Goal of the exercise> Go through the records and show each line where the word "相对误差为" occurs.

Dataset entries:

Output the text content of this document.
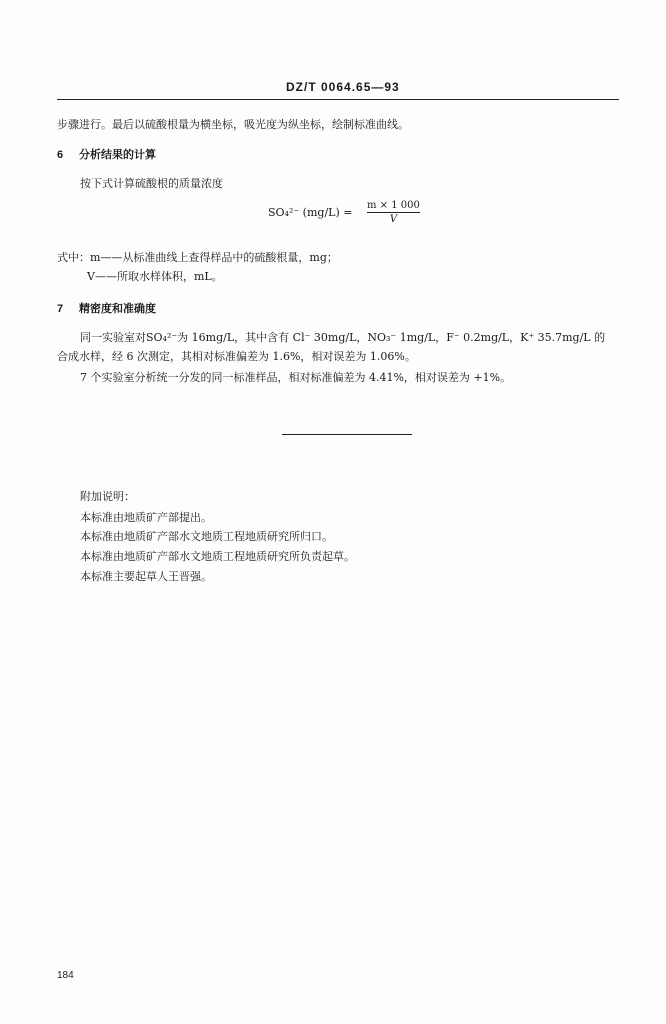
DZ/T 0064.65—93
步骤进行。最后以硫酸根量为横坐标，吸光度为纵坐标，绘制标准曲线。
6 分析结果的计算
按下式计算硫酸根的质量浓度
SO₄²⁻ (mg/L) =
m × 1 000
V
式中：m——从标准曲线上查得样品中的硫酸根量，mg；
V——所取水样体积，mL。
7 精密度和准确度
同一实验室对SO₄²⁻为 16mg/L，其中含有 Cl⁻ 30mg/L，NO₃⁻ 1mg/L，F⁻ 0.2mg/L，K⁺ 35.7mg/L 的
合成水样，经 6 次测定，其相对标准偏差为 1.6%，相对误差为 1.06%。
7 个实验室分析统一分发的同一标准样品，相对标准偏差为 4.41%，相对误差为 +1%。
附加说明：
本标准由地质矿产部提出。
本标准由地质矿产部水文地质工程地质研究所归口。
本标准由地质矿产部水文地质工程地质研究所负责起草。
本标准主要起草人王晋强。
184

Task response>
合成水样，经 6 次测定，其相对标准偏差为 1.6%，相对误差为 1.06%。
7 个实验室分析统一分发的同一标准样品，相对标准偏差为 4.41%，相对误差为 +1%。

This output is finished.